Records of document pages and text
——

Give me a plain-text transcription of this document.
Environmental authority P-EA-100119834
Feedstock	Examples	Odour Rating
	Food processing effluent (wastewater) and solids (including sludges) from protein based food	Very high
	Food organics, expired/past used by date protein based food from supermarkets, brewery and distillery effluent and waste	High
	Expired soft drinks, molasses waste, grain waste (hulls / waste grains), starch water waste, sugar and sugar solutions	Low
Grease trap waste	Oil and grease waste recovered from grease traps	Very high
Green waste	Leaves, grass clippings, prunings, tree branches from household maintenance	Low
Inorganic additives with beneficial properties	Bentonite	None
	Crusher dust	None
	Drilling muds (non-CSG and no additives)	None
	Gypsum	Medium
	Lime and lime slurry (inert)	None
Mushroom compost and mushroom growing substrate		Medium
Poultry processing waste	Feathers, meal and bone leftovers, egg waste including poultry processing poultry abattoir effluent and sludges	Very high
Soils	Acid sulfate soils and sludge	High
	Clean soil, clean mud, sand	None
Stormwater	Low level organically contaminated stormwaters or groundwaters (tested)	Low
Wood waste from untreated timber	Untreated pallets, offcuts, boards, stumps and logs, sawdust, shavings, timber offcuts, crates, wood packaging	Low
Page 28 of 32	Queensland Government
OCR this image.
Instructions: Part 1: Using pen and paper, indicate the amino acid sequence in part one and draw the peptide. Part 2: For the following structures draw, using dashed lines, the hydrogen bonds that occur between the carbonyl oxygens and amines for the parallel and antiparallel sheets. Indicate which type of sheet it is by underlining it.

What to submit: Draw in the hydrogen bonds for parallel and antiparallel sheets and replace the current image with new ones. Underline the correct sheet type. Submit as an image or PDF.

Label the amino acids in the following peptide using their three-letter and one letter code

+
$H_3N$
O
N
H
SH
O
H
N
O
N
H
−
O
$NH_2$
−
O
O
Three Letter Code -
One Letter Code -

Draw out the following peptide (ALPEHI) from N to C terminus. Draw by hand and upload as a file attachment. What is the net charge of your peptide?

——

◆ THE TASK ◆
How many lines in the entries contain the string "image"? Give the number only.

◆ EXERCISE ANSWER ◆
2